▶ **PROBLEM DESCRIPTION**
Below is a listing to transcribe in full and exactly; keep the pictures out.

▶ **DATASET CONTENT**
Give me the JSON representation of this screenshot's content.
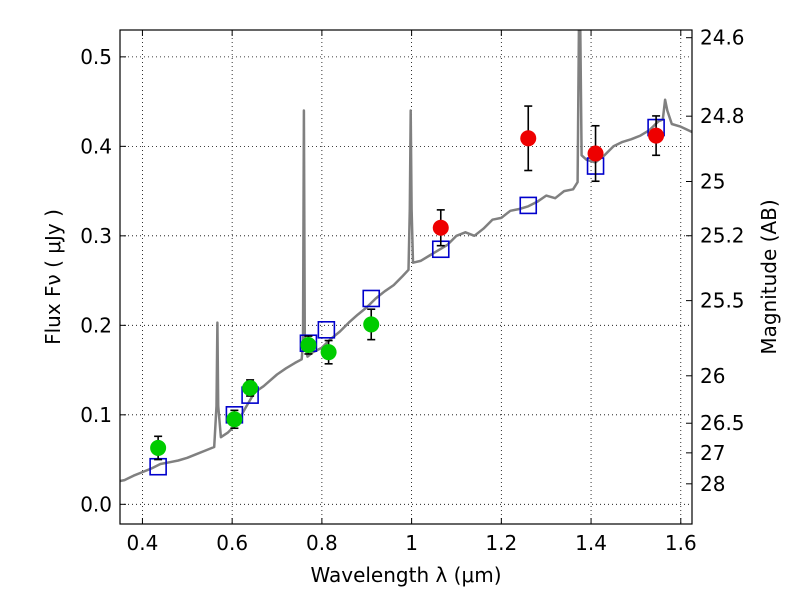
{
  "chart_data": {
    "type": "scatter",
    "xlabel": "Wavelength  λ (μm)",
    "ylabel": "Flux  Fν  ( μJy )",
    "ylabel_right": "Magnitude (AB)",
    "xlim": [
      0.35,
      1.625
    ],
    "ylim": [
      -0.022,
      0.53
    ],
    "grid": true,
    "x_ticks": [
      0.4,
      0.6,
      0.8,
      1.0,
      1.2,
      1.4,
      1.6
    ],
    "x_tick_labels": [
      "0.4",
      "0.6",
      "0.8",
      "1",
      "1.2",
      "1.4",
      "1.6"
    ],
    "y_ticks": [
      0.0,
      0.1,
      0.2,
      0.3,
      0.4,
      0.5
    ],
    "y_tick_labels": [
      "0.0",
      "0.1",
      "0.2",
      "0.3",
      "0.4",
      "0.5"
    ],
    "right_ticks": [
      {
        "label": "24.6",
        "flux": 0.5214
      },
      {
        "label": "24.8",
        "flux": 0.4337
      },
      {
        "label": "25",
        "flux": 0.3607
      },
      {
        "label": "25.2",
        "flux": 0.3001
      },
      {
        "label": "25.5",
        "flux": 0.2276
      },
      {
        "label": "26",
        "flux": 0.1436
      },
      {
        "label": "26.5",
        "flux": 0.0906
      },
      {
        "label": "27",
        "flux": 0.0575
      },
      {
        "label": "28",
        "flux": 0.0229
      }
    ],
    "series": [
      {
        "kind": "line",
        "color": "#808080",
        "points": [
          [
            0.35,
            0.026
          ],
          [
            0.36,
            0.027
          ],
          [
            0.38,
            0.032
          ],
          [
            0.4,
            0.036
          ],
          [
            0.42,
            0.04
          ],
          [
            0.44,
            0.045
          ],
          [
            0.46,
            0.047
          ],
          [
            0.48,
            0.049
          ],
          [
            0.5,
            0.052
          ],
          [
            0.52,
            0.056
          ],
          [
            0.54,
            0.06
          ],
          [
            0.56,
            0.064
          ],
          [
            0.565,
            0.11
          ],
          [
            0.567,
            0.203
          ],
          [
            0.569,
            0.11
          ],
          [
            0.575,
            0.075
          ],
          [
            0.59,
            0.08
          ],
          [
            0.61,
            0.09
          ],
          [
            0.63,
            0.108
          ],
          [
            0.65,
            0.125
          ],
          [
            0.67,
            0.132
          ],
          [
            0.7,
            0.145
          ],
          [
            0.72,
            0.152
          ],
          [
            0.74,
            0.158
          ],
          [
            0.755,
            0.162
          ],
          [
            0.758,
            0.18
          ],
          [
            0.76,
            0.44
          ],
          [
            0.762,
            0.18
          ],
          [
            0.768,
            0.165
          ],
          [
            0.78,
            0.17
          ],
          [
            0.8,
            0.175
          ],
          [
            0.82,
            0.185
          ],
          [
            0.84,
            0.193
          ],
          [
            0.86,
            0.203
          ],
          [
            0.88,
            0.212
          ],
          [
            0.9,
            0.22
          ],
          [
            0.92,
            0.23
          ],
          [
            0.94,
            0.238
          ],
          [
            0.96,
            0.245
          ],
          [
            0.98,
            0.255
          ],
          [
            0.993,
            0.262
          ],
          [
            0.996,
            0.33
          ],
          [
            0.998,
            0.44
          ],
          [
            1.0,
            0.33
          ],
          [
            1.003,
            0.27
          ],
          [
            1.02,
            0.272
          ],
          [
            1.04,
            0.278
          ],
          [
            1.06,
            0.284
          ],
          [
            1.08,
            0.29
          ],
          [
            1.1,
            0.3
          ],
          [
            1.12,
            0.304
          ],
          [
            1.14,
            0.3
          ],
          [
            1.16,
            0.308
          ],
          [
            1.18,
            0.318
          ],
          [
            1.2,
            0.32
          ],
          [
            1.22,
            0.328
          ],
          [
            1.24,
            0.33
          ],
          [
            1.26,
            0.333
          ],
          [
            1.28,
            0.338
          ],
          [
            1.3,
            0.345
          ],
          [
            1.32,
            0.342
          ],
          [
            1.34,
            0.35
          ],
          [
            1.36,
            0.352
          ],
          [
            1.37,
            0.36
          ],
          [
            1.373,
            0.53
          ],
          [
            1.376,
            0.53
          ],
          [
            1.379,
            0.39
          ],
          [
            1.39,
            0.385
          ],
          [
            1.41,
            0.382
          ],
          [
            1.43,
            0.39
          ],
          [
            1.45,
            0.4
          ],
          [
            1.47,
            0.405
          ],
          [
            1.49,
            0.408
          ],
          [
            1.51,
            0.412
          ],
          [
            1.53,
            0.418
          ],
          [
            1.55,
            0.428
          ],
          [
            1.56,
            0.43
          ],
          [
            1.565,
            0.452
          ],
          [
            1.57,
            0.44
          ],
          [
            1.58,
            0.425
          ],
          [
            1.6,
            0.422
          ],
          [
            1.625,
            0.416
          ]
        ]
      },
      {
        "kind": "open-square",
        "color": "#0000cc",
        "points": [
          [
            0.435,
            0.042
          ],
          [
            0.605,
            0.1
          ],
          [
            0.64,
            0.122
          ],
          [
            0.77,
            0.18
          ],
          [
            0.81,
            0.195
          ],
          [
            0.91,
            0.23
          ],
          [
            1.065,
            0.285
          ],
          [
            1.26,
            0.334
          ],
          [
            1.41,
            0.378
          ],
          [
            1.545,
            0.421
          ]
        ]
      },
      {
        "kind": "filled-circle",
        "color": "#00cc00",
        "points": [
          [
            0.435,
            0.063,
            0.013
          ],
          [
            0.605,
            0.095,
            0.01
          ],
          [
            0.64,
            0.13,
            0.009
          ],
          [
            0.77,
            0.178,
            0.01
          ],
          [
            0.815,
            0.17,
            0.013
          ],
          [
            0.91,
            0.201,
            0.017
          ]
        ]
      },
      {
        "kind": "filled-circle",
        "color": "#ee0000",
        "points": [
          [
            1.065,
            0.309,
            0.02
          ],
          [
            1.26,
            0.409,
            0.036
          ],
          [
            1.41,
            0.392,
            0.031
          ],
          [
            1.545,
            0.412,
            0.022
          ]
        ]
      }
    ]
  }
}
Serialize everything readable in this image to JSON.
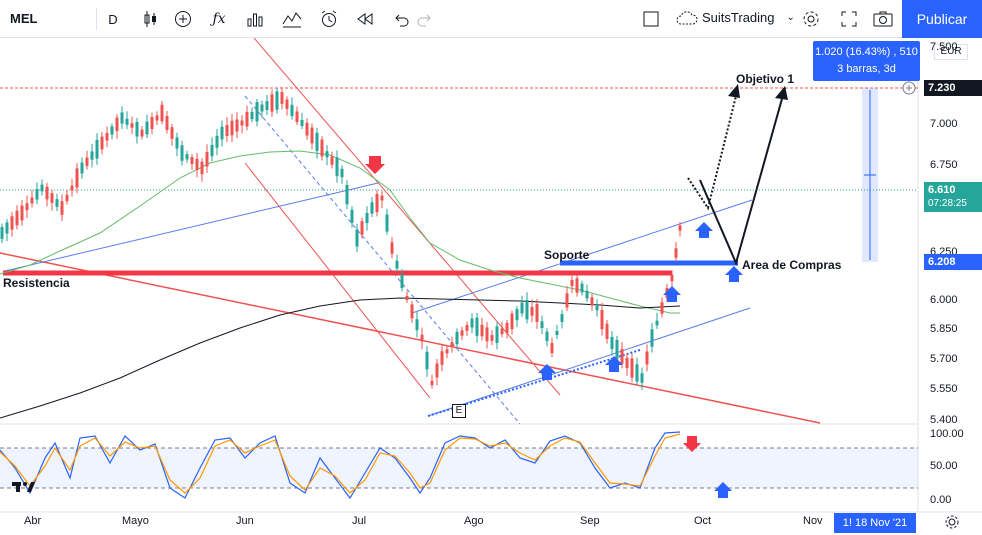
{
  "toolbar": {
    "symbol": "MEL",
    "interval": "D",
    "broker": "SuitsTrading",
    "publish_label": "Publicar"
  },
  "price_axis": {
    "currency": "EUR",
    "ticks": [
      "7.500",
      "7.000",
      "6.750",
      "6.250",
      "6.000",
      "5.850",
      "5.700",
      "5.550",
      "5.400"
    ],
    "target_price": "7.230",
    "last_price": "6.610",
    "countdown": "07:28:25",
    "buy_zone_price": "6.208",
    "target_color": "#131722",
    "last_color": "#26a69a",
    "buy_color": "#2962ff"
  },
  "osc_axis": {
    "ticks": [
      "100.00",
      "50.00",
      "0.00"
    ]
  },
  "time_axis": {
    "ticks": [
      "Abr",
      "Mayo",
      "Jun",
      "Jul",
      "Ago",
      "Sep",
      "Oct",
      "Nov"
    ],
    "current_date": "18 Nov '21",
    "current_prefix": "1!"
  },
  "measure_tooltip": {
    "line1": "1.020 (16.43%) , 510",
    "line2": "3 barras, 3d"
  },
  "annotations": {
    "objetivo": "Objetivo 1",
    "soporte": "Soporte",
    "resistencia": "Resistencia",
    "area_compras": "Area de Compras",
    "e_marker": "E"
  }
}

▶ **OUTPUT**
Give me the JSON representation of this screenshot's content.
{
  "chart_data": {
    "type": "scatter",
    "xlabel": "Wavelength  λ (μm)",
    "ylabel": "Flux  Fν  ( μJy )",
    "ylabel_right": "Magnitude (AB)",
    "xlim": [
      0.35,
      1.625
    ],
    "ylim": [
      -0.022,
      0.53
    ],
    "grid": true,
    "x_ticks": [
      0.4,
      0.6,
      0.8,
      1.0,
      1.2,
      1.4,
      1.6
    ],
    "x_tick_labels": [
      "0.4",
      "0.6",
      "0.8",
      "1",
      "1.2",
      "1.4",
      "1.6"
    ],
    "y_ticks": [
      0.0,
      0.1,
      0.2,
      0.3,
      0.4,
      0.5
    ],
    "y_tick_labels": [
      "0.0",
      "0.1",
      "0.2",
      "0.3",
      "0.4",
      "0.5"
    ],
    "right_ticks": [
      {
        "label": "24.6",
        "flux": 0.5214
      },
      {
        "label": "24.8",
        "flux": 0.4337
      },
      {
        "label": "25",
        "flux": 0.3607
      },
      {
        "label": "25.2",
        "flux": 0.3001
      },
      {
        "label": "25.5",
        "flux": 0.2276
      },
      {
        "label": "26",
        "flux": 0.1436
      },
      {
        "label": "26.5",
        "flux": 0.0906
      },
      {
        "label": "27",
        "flux": 0.0575
      },
      {
        "label": "28",
        "flux": 0.0229
      }
    ],
    "series": [
      {
        "kind": "line",
        "color": "#808080",
        "points": [
          [
            0.35,
            0.026
          ],
          [
            0.36,
            0.027
          ],
          [
            0.38,
            0.032
          ],
          [
            0.4,
            0.036
          ],
          [
            0.42,
            0.04
          ],
          [
            0.44,
            0.045
          ],
          [
            0.46,
            0.047
          ],
          [
            0.48,
            0.049
          ],
          [
            0.5,
            0.052
          ],
          [
            0.52,
            0.056
          ],
          [
            0.54,
            0.06
          ],
          [
            0.56,
            0.064
          ],
          [
            0.565,
            0.11
          ],
          [
            0.567,
            0.203
          ],
          [
            0.569,
            0.11
          ],
          [
            0.575,
            0.075
          ],
          [
            0.59,
            0.08
          ],
          [
            0.61,
            0.09
          ],
          [
            0.63,
            0.108
          ],
          [
            0.65,
            0.125
          ],
          [
            0.67,
            0.132
          ],
          [
            0.7,
            0.145
          ],
          [
            0.72,
            0.152
          ],
          [
            0.74,
            0.158
          ],
          [
            0.755,
            0.162
          ],
          [
            0.758,
            0.18
          ],
          [
            0.76,
            0.44
          ],
          [
            0.762,
            0.18
          ],
          [
            0.768,
            0.165
          ],
          [
            0.78,
            0.17
          ],
          [
            0.8,
            0.175
          ],
          [
            0.82,
            0.185
          ],
          [
            0.84,
            0.193
          ],
          [
            0.86,
            0.203
          ],
          [
            0.88,
            0.212
          ],
          [
            0.9,
            0.22
          ],
          [
            0.92,
            0.23
          ],
          [
            0.94,
            0.238
          ],
          [
            0.96,
            0.245
          ],
          [
            0.98,
            0.255
          ],
          [
            0.993,
            0.262
          ],
          [
            0.996,
            0.33
          ],
          [
            0.998,
            0.44
          ],
          [
            1.0,
            0.33
          ],
          [
            1.003,
            0.27
          ],
          [
            1.02,
            0.272
          ],
          [
            1.04,
            0.278
          ],
          [
            1.06,
            0.284
          ],
          [
            1.08,
            0.29
          ],
          [
            1.1,
            0.3
          ],
          [
            1.12,
            0.304
          ],
          [
            1.14,
            0.3
          ],
          [
            1.16,
            0.308
          ],
          [
            1.18,
            0.318
          ],
          [
            1.2,
            0.32
          ],
          [
            1.22,
            0.328
          ],
          [
            1.24,
            0.33
          ],
          [
            1.26,
            0.333
          ],
          [
            1.28,
            0.338
          ],
          [
            1.3,
            0.345
          ],
          [
            1.32,
            0.342
          ],
          [
            1.34,
            0.35
          ],
          [
            1.36,
            0.352
          ],
          [
            1.37,
            0.36
          ],
          [
            1.373,
            0.53
          ],
          [
            1.376,
            0.53
          ],
          [
            1.379,
            0.39
          ],
          [
            1.39,
            0.385
          ],
          [
            1.41,
            0.382
          ],
          [
            1.43,
            0.39
          ],
          [
            1.45,
            0.4
          ],
          [
            1.47,
            0.405
          ],
          [
            1.49,
            0.408
          ],
          [
            1.51,
            0.412
          ],
          [
            1.53,
            0.418
          ],
          [
            1.55,
            0.428
          ],
          [
            1.56,
            0.43
          ],
          [
            1.565,
            0.452
          ],
          [
            1.57,
            0.44
          ],
          [
            1.58,
            0.425
          ],
          [
            1.6,
            0.422
          ],
          [
            1.625,
            0.416
          ]
        ]
      },
      {
        "kind": "open-square",
        "color": "#0000cc",
        "points": [
          [
            0.435,
            0.042
          ],
          [
            0.605,
            0.1
          ],
          [
            0.64,
            0.122
          ],
          [
            0.77,
            0.18
          ],
          [
            0.81,
            0.195
          ],
          [
            0.91,
            0.23
          ],
          [
            1.065,
            0.285
          ],
          [
            1.26,
            0.334
          ],
          [
            1.41,
            0.378
          ],
          [
            1.545,
            0.421
          ]
        ]
      },
      {
        "kind": "filled-circle",
        "color": "#00cc00",
        "points": [
          [
            0.435,
            0.063,
            0.013
          ],
          [
            0.605,
            0.095,
            0.01
          ],
          [
            0.64,
            0.13,
            0.009
          ],
          [
            0.77,
            0.178,
            0.01
          ],
          [
            0.815,
            0.17,
            0.013
          ],
          [
            0.91,
            0.201,
            0.017
          ]
        ]
      },
      {
        "kind": "filled-circle",
        "color": "#ee0000",
        "points": [
          [
            1.065,
            0.309,
            0.02
          ],
          [
            1.26,
            0.409,
            0.036
          ],
          [
            1.41,
            0.392,
            0.031
          ],
          [
            1.545,
            0.412,
            0.022
          ]
        ]
      }
    ]
  }
}
Serialize everything readable in this image to JSON.
{
  "toolbar": {
    "symbol": "MEL",
    "interval": "D",
    "broker": "SuitsTrading",
    "publish_label": "Publicar"
  },
  "price_axis": {
    "currency": "EUR",
    "ticks": [
      "7.500",
      "7.000",
      "6.750",
      "6.250",
      "6.000",
      "5.850",
      "5.700",
      "5.550",
      "5.400"
    ],
    "target_price": "7.230",
    "last_price": "6.610",
    "countdown": "07:28:25",
    "buy_zone_price": "6.208",
    "target_color": "#131722",
    "last_color": "#26a69a",
    "buy_color": "#2962ff"
  },
  "osc_axis": {
    "ticks": [
      "100.00",
      "50.00",
      "0.00"
    ]
  },
  "time_axis": {
    "ticks": [
      "Abr",
      "Mayo",
      "Jun",
      "Jul",
      "Ago",
      "Sep",
      "Oct",
      "Nov"
    ],
    "current_date": "18 Nov '21",
    "current_prefix": "1!"
  },
  "measure_tooltip": {
    "line1": "1.020 (16.43%) , 510",
    "line2": "3 barras, 3d"
  },
  "annotations": {
    "objetivo": "Objetivo 1",
    "soporte": "Soporte",
    "resistencia": "Resistencia",
    "area_compras": "Area de Compras",
    "e_marker": "E"
  }
}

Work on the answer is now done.